YOUR GOAL:
Without the pictures, copy all the entries below exactly.

☆ ☆ ☆

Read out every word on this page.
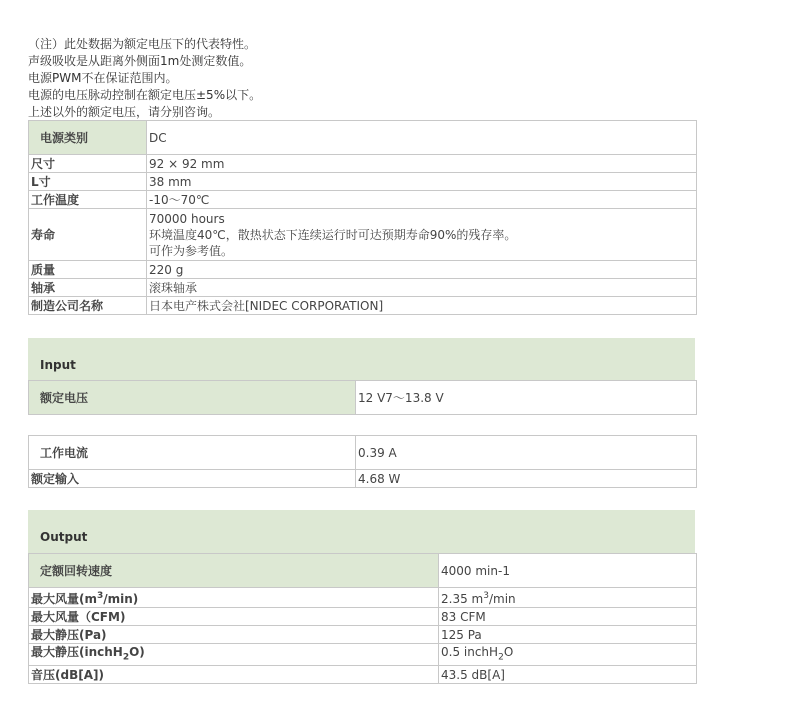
（注）此处数据为额定电压下的代表特性。
声级吸收是从距离外侧面1m处测定数值。
电源PWM不在保证范围内。
电源的电压脉动控制在额定电压±5%以下。
上述以外的额定电压，请分别咨询。
电源类别	DC
尺寸	92 × 92 mm
L寸	38 mm
工作温度	-10～70℃
寿命	70000 hours
环境温度40℃，散热状态下连续运行时可达预期寿命90%的残存率。
可作为参考值。

质量	220 g
轴承	滚珠轴承
制造公司名称	日本电产株式会社[NIDEC CORPORATION]
Input
额定电压	12 V7～13.8 V
工作电流	0.39 A
额定输入	4.68 W
Output
定额回转速度	4000 min-1
最大风量$(m^3/\min)$	2.35 $m^3/\min$
最大风量（CFM)	83 CFM
最大静压(Pa)	125 Pa
最大静压(inchH$_2$O)	0.5 inchH$_2$O
音压(dB[A])	43.5 dB[A]
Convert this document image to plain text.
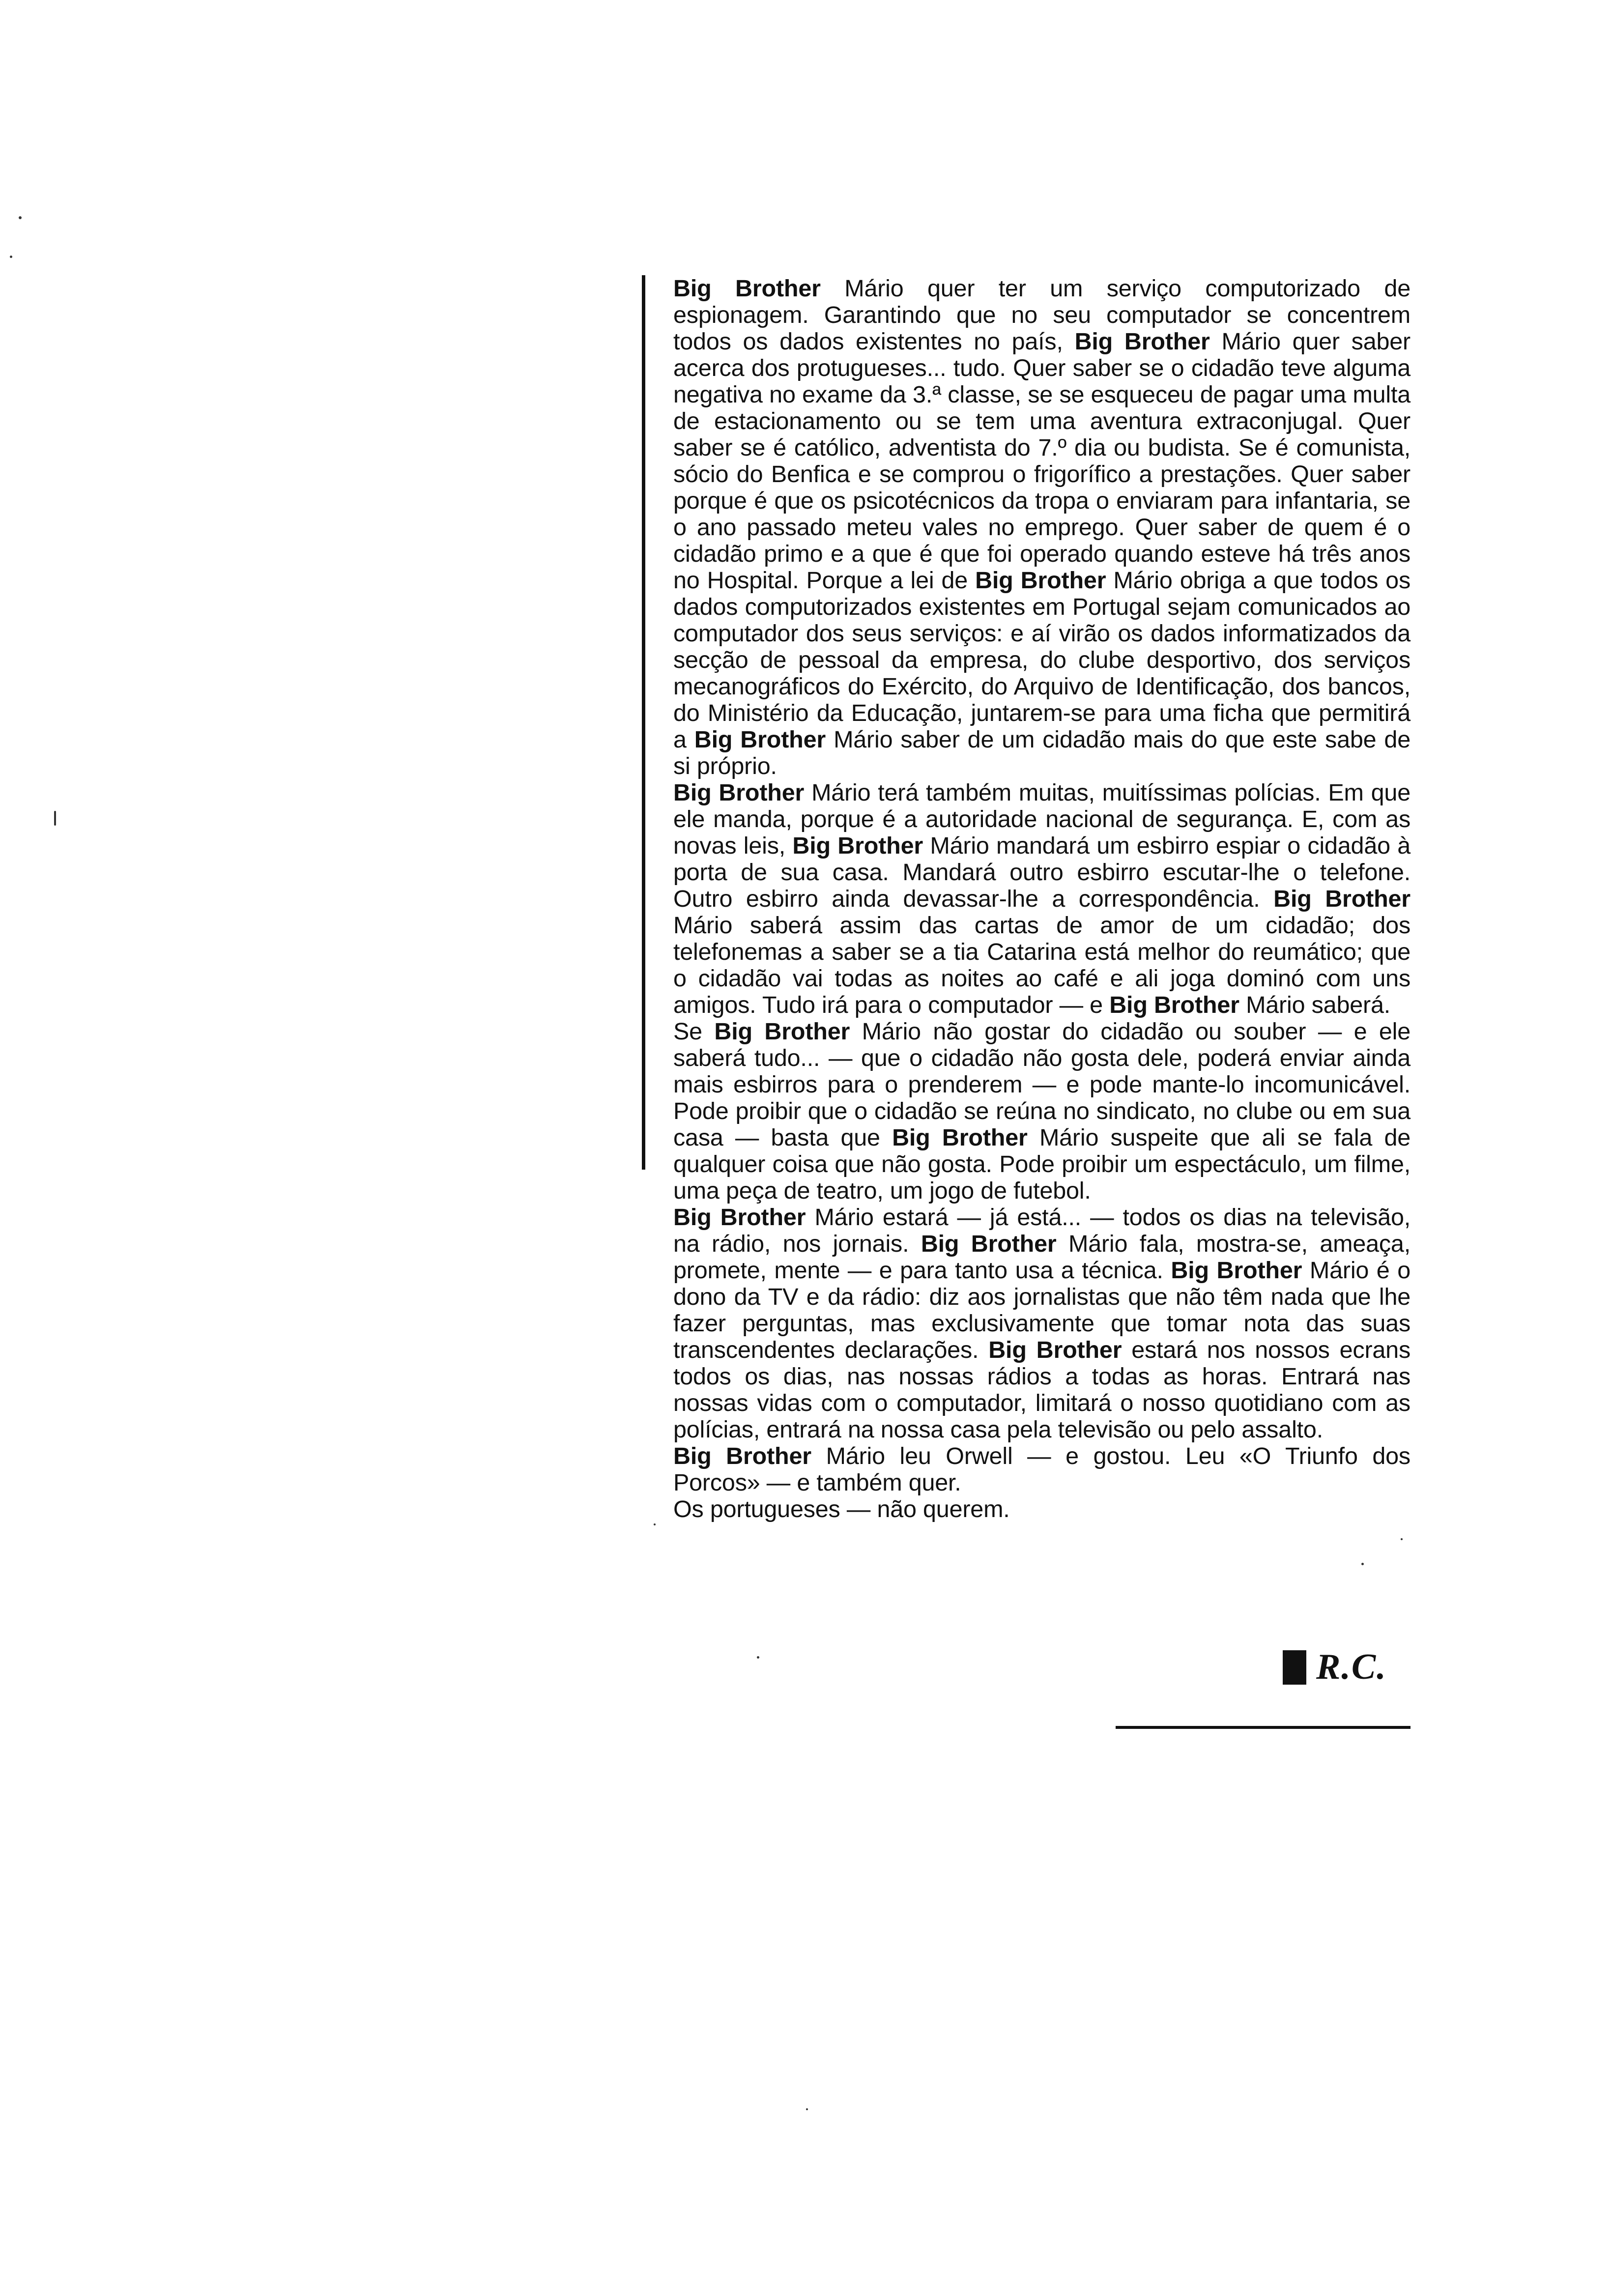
Big Brother Mário quer ter um serviço computorizado de espionagem. Garantindo que no seu computador se concentrem todos os dados existentes no país, Big Brother Mário quer saber acerca dos protugueses... tudo. Quer saber se o cidadão teve alguma negativa no exame da 3.ª classe, se se esqueceu de pagar uma multa de estacionamento ou se tem uma aventura extraconjugal. Quer saber se é católico, adventista do 7.º dia ou budista. Se é comunista, sócio do Benfica e se comprou o frigorífico a prestações. Quer saber porque é que os psicotécnicos da tropa o enviaram para infantaria, se o ano passado meteu vales no emprego. Quer saber de quem é o cidadão primo e a que é que foi operado quando esteve há três anos no Hospital. Porque a lei de Big Brother Mário obriga a que todos os dados computorizados existentes em Portugal sejam comunicados ao computador dos seus serviços: e aí virão os dados informatizados da secção de pessoal da empresa, do clube desportivo, dos serviços mecanográficos do Exército, do Arquivo de Identificação, dos bancos, do Ministério da Educação, juntarem-se para uma ficha que permitirá a Big Brother Mário saber de um cidadão mais do que este sabe de si próprio.

Big Brother Mário terá também muitas, muitíssimas polícias. Em que ele manda, porque é a autoridade nacional de segurança. E, com as novas leis, Big Brother Mário mandará um esbirro espiar o cidadão à porta de sua casa. Mandará outro esbirro escutar-lhe o telefone. Outro esbirro ainda devassar-lhe a correspondência. Big Brother Mário saberá assim das cartas de amor de um cidadão; dos telefonemas a saber se a tia Catarina está melhor do reumático; que o cidadão vai todas as noites ao café e ali joga dominó com uns amigos. Tudo irá para o computador — e Big Brother Mário saberá.

Se Big Brother Mário não gostar do cidadão ou souber — e ele saberá tudo... — que o cidadão não gosta dele, poderá enviar ainda mais esbirros para o prenderem — e pode mante-lo incomunicável. Pode proibir que o cidadão se reúna no sindicato, no clube ou em sua casa — basta que Big Brother Mário suspeite que ali se fala de qualquer coisa que não gosta. Pode proibir um espectáculo, um filme, uma peça de teatro, um jogo de futebol.

Big Brother Mário estará — já está... — todos os dias na televisão, na rádio, nos jornais. Big Brother Mário fala, mostra-se, ameaça, promete, mente — e para tanto usa a técnica. Big Brother Mário é o dono da TV e da rádio: diz aos jornalistas que não têm nada que lhe fazer perguntas, mas exclusivamente que tomar nota das suas transcendentes declarações. Big Brother estará nos nossos ecrans todos os dias, nas nossas rádios a todas as horas. Entrará nas nossas vidas com o computador, limitará o nosso quotidiano com as polícias, entrará na nossa casa pela televisão ou pelo assalto.

Big Brother Mário leu Orwell — e gostou. Leu «O Triunfo dos Porcos» — e também quer.

Os portugueses — não querem.

R.C.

☆ ☆ ☆

FINISHED TASK:
Read out every word on this page.
（注）此处数据为额定电压下的代表特性。
声级吸收是从距离外侧面1m处测定数值。
电源PWM不在保证范围内。
电源的电压脉动控制在额定电压±5%以下。
上述以外的额定电压，请分别咨询。
电源类别	DC
尺寸	92 × 92 mm
L寸	38 mm
工作温度	-10～70℃
寿命	70000 hours
环境温度40℃，散热状态下连续运行时可达预期寿命90%的残存率。
可作为参考值。

质量	220 g
轴承	滚珠轴承
制造公司名称	日本电产株式会社[NIDEC CORPORATION]
Input
额定电压	12 V7～13.8 V
工作电流	0.39 A
额定输入	4.68 W
Output
定额回转速度	4000 min-1
最大风量$(m^3/\min)$	2.35 $m^3/\min$
最大风量（CFM)	83 CFM
最大静压(Pa)	125 Pa
最大静压(inchH$_2$O)	0.5 inchH$_2$O
音压(dB[A])	43.5 dB[A]
Convert this document image to plain text.
Big Brother Mário quer ter um serviço computorizado de espionagem. Garantindo que no seu computador se concentrem todos os dados existentes no país, Big Brother Mário quer saber acerca dos protugueses... tudo. Quer saber se o cidadão teve alguma negativa no exame da 3.ª classe, se se esqueceu de pagar uma multa de estacionamento ou se tem uma aventura extraconjugal. Quer saber se é católico, adventista do 7.º dia ou budista. Se é comunista, sócio do Benfica e se comprou o frigorífico a prestações. Quer saber porque é que os psicotécnicos da tropa o enviaram para infantaria, se o ano passado meteu vales no emprego. Quer saber de quem é o cidadão primo e a que é que foi operado quando esteve há três anos no Hospital. Porque a lei de Big Brother Mário obriga a que todos os dados computorizados existentes em Portugal sejam comunicados ao computador dos seus serviços: e aí virão os dados informatizados da secção de pessoal da empresa, do clube desportivo, dos serviços mecanográficos do Exército, do Arquivo de Identificação, dos bancos, do Ministério da Educação, juntarem-se para uma ficha que permitirá a Big Brother Mário saber de um cidadão mais do que este sabe de si próprio.

Big Brother Mário terá também muitas, muitíssimas polícias. Em que ele manda, porque é a autoridade nacional de segurança. E, com as novas leis, Big Brother Mário mandará um esbirro espiar o cidadão à porta de sua casa. Mandará outro esbirro escutar-lhe o telefone. Outro esbirro ainda devassar-lhe a correspondência. Big Brother Mário saberá assim das cartas de amor de um cidadão; dos telefonemas a saber se a tia Catarina está melhor do reumático; que o cidadão vai todas as noites ao café e ali joga dominó com uns amigos. Tudo irá para o computador — e Big Brother Mário saberá.

Se Big Brother Mário não gostar do cidadão ou souber — e ele saberá tudo... — que o cidadão não gosta dele, poderá enviar ainda mais esbirros para o prenderem — e pode mante-lo incomunicável. Pode proibir que o cidadão se reúna no sindicato, no clube ou em sua casa — basta que Big Brother Mário suspeite que ali se fala de qualquer coisa que não gosta. Pode proibir um espectáculo, um filme, uma peça de teatro, um jogo de futebol.

Big Brother Mário estará — já está... — todos os dias na televisão, na rádio, nos jornais. Big Brother Mário fala, mostra-se, ameaça, promete, mente — e para tanto usa a técnica. Big Brother Mário é o dono da TV e da rádio: diz aos jornalistas que não têm nada que lhe fazer perguntas, mas exclusivamente que tomar nota das suas transcendentes declarações. Big Brother estará nos nossos ecrans todos os dias, nas nossas rádios a todas as horas. Entrará nas nossas vidas com o computador, limitará o nosso quotidiano com as polícias, entrará na nossa casa pela televisão ou pelo assalto.

Big Brother Mário leu Orwell — e gostou. Leu «O Triunfo dos Porcos» — e também quer.

Os portugueses — não querem.

R.C.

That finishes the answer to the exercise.